### What you have to do
Please state how many lines in the listing below contain the string "boxes", and reply with the number alone.

******

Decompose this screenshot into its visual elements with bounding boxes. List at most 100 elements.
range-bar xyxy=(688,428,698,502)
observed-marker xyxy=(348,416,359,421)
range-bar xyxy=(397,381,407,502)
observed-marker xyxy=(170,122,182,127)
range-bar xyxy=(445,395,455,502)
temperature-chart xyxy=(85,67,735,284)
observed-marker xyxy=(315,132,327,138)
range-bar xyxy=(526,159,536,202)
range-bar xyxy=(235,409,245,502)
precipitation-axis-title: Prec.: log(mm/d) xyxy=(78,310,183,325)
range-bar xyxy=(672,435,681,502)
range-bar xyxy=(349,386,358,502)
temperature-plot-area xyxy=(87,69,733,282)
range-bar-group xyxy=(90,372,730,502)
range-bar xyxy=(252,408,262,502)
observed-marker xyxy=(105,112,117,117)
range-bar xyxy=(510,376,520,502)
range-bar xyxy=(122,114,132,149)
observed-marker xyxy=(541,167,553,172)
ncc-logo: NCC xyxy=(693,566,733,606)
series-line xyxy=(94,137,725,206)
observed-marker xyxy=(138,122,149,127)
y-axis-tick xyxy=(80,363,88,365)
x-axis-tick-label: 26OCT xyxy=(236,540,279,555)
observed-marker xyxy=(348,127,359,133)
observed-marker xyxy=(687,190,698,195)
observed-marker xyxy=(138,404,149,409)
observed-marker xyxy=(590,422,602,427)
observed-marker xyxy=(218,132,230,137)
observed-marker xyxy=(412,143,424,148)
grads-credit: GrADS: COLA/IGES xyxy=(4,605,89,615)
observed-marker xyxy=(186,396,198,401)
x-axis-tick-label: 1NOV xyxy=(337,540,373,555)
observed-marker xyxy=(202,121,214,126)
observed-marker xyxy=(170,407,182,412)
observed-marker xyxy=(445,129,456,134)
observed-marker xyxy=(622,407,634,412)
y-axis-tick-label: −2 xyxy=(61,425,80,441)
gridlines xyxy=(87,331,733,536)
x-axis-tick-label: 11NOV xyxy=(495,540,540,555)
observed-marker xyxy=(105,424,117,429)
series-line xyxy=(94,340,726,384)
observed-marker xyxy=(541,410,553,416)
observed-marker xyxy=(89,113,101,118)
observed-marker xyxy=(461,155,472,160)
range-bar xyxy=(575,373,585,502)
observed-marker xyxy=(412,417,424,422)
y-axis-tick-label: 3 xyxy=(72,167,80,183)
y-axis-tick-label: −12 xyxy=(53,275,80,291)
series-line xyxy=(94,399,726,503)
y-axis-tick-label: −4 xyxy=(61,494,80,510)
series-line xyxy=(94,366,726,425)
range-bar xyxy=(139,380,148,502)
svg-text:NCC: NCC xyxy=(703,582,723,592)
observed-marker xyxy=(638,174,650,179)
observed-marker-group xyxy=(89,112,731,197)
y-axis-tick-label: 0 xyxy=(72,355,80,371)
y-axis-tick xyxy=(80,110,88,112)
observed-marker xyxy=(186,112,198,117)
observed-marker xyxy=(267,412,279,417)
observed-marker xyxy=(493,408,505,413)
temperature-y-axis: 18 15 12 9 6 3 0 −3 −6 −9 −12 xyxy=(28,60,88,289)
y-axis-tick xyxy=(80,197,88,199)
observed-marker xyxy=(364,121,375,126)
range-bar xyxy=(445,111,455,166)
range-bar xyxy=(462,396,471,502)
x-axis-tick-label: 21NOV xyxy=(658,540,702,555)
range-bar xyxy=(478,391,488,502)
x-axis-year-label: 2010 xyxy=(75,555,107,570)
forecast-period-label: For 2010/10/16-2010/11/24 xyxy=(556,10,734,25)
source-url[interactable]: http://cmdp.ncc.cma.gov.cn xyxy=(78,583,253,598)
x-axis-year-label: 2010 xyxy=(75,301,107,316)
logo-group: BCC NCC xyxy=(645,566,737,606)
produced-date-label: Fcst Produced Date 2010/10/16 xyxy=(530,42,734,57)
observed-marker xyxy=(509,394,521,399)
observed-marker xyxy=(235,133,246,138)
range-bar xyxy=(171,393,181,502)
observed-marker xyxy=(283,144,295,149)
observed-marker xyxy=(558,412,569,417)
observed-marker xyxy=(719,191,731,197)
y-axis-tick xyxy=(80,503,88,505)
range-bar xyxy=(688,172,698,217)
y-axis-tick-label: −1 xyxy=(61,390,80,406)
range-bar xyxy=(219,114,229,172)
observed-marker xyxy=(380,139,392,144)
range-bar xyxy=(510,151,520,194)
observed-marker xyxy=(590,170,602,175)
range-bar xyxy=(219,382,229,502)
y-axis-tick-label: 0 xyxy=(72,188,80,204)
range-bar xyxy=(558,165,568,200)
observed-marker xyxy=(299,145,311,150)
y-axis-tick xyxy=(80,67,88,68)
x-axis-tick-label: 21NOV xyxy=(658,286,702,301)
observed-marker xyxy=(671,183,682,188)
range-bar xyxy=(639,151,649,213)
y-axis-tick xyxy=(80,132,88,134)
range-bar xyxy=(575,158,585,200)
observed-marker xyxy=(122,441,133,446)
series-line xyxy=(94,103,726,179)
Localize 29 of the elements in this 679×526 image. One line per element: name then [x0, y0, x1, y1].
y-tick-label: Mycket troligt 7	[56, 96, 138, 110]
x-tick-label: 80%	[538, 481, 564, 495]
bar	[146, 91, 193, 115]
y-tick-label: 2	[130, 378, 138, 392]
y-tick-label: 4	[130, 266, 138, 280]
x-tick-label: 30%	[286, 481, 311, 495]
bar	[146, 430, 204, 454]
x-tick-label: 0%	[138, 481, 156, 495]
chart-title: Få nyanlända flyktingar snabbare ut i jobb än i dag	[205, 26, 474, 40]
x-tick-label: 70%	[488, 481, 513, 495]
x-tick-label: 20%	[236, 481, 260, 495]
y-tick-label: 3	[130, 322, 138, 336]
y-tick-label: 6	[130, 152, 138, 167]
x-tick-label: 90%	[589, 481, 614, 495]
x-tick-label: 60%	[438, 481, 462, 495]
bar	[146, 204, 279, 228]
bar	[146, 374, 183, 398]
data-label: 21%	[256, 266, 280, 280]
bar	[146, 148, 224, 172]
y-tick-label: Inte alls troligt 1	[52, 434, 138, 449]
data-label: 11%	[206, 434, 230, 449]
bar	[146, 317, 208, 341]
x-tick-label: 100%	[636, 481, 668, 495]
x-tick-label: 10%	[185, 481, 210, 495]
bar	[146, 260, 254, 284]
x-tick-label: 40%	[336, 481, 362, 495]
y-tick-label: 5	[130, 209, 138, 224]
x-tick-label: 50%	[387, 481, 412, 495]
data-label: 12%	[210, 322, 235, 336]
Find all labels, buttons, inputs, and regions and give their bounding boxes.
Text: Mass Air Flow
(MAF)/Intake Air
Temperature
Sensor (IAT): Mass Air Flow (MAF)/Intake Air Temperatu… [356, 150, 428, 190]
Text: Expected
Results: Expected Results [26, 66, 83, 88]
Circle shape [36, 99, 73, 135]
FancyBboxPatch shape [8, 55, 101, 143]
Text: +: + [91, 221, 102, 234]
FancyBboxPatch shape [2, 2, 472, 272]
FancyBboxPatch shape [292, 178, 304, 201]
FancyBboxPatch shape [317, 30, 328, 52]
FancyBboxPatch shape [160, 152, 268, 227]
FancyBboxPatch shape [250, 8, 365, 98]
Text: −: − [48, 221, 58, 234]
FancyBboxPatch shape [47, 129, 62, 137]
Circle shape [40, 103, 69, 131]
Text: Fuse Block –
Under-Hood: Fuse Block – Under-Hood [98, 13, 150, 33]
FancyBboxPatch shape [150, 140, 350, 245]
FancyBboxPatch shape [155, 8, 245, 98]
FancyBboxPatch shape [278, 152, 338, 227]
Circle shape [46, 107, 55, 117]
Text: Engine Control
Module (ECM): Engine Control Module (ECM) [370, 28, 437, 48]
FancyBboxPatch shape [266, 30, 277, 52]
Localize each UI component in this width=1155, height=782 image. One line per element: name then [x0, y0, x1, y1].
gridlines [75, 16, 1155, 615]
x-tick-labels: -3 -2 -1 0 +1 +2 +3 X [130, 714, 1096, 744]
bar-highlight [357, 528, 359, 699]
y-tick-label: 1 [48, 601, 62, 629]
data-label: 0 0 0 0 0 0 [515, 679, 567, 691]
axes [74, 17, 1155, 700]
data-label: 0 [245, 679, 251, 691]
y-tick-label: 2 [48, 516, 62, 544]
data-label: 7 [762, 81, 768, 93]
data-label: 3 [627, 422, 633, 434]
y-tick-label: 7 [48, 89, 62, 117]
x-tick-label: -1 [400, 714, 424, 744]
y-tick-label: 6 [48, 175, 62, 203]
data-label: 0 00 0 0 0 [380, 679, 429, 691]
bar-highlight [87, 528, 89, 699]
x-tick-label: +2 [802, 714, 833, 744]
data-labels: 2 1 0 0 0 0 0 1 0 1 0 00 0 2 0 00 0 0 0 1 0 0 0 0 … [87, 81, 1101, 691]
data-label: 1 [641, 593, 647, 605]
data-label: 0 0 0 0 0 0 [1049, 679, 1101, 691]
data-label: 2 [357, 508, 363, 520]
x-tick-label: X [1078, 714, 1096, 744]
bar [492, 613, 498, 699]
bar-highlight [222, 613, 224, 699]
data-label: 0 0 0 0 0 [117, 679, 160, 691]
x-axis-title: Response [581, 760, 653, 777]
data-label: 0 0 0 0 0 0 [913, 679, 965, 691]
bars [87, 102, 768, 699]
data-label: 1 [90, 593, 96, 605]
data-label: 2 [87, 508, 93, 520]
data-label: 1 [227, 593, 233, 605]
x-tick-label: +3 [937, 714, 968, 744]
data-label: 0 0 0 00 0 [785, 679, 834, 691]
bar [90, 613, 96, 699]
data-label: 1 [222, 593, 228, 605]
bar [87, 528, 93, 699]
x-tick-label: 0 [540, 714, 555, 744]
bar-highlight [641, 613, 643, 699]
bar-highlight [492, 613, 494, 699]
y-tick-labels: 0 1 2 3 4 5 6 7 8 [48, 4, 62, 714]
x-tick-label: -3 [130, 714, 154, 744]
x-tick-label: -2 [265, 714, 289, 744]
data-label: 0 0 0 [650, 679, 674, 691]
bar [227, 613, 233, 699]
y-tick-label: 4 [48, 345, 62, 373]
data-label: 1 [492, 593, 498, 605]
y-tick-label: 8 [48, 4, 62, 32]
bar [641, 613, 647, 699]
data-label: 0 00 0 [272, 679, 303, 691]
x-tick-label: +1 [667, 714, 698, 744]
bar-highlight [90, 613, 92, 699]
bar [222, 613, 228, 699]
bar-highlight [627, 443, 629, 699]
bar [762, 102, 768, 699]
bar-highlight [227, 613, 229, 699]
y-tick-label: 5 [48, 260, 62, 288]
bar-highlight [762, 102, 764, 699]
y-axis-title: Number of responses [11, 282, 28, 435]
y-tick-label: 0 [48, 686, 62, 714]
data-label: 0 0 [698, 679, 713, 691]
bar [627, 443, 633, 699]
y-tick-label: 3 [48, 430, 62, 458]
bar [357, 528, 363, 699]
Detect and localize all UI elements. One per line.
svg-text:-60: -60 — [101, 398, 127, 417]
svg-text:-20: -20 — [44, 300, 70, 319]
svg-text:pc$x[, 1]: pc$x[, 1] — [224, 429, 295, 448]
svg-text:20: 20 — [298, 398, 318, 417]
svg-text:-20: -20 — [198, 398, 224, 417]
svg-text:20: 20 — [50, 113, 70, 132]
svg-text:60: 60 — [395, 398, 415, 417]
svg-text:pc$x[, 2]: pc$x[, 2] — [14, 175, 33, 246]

******

### Completed task
2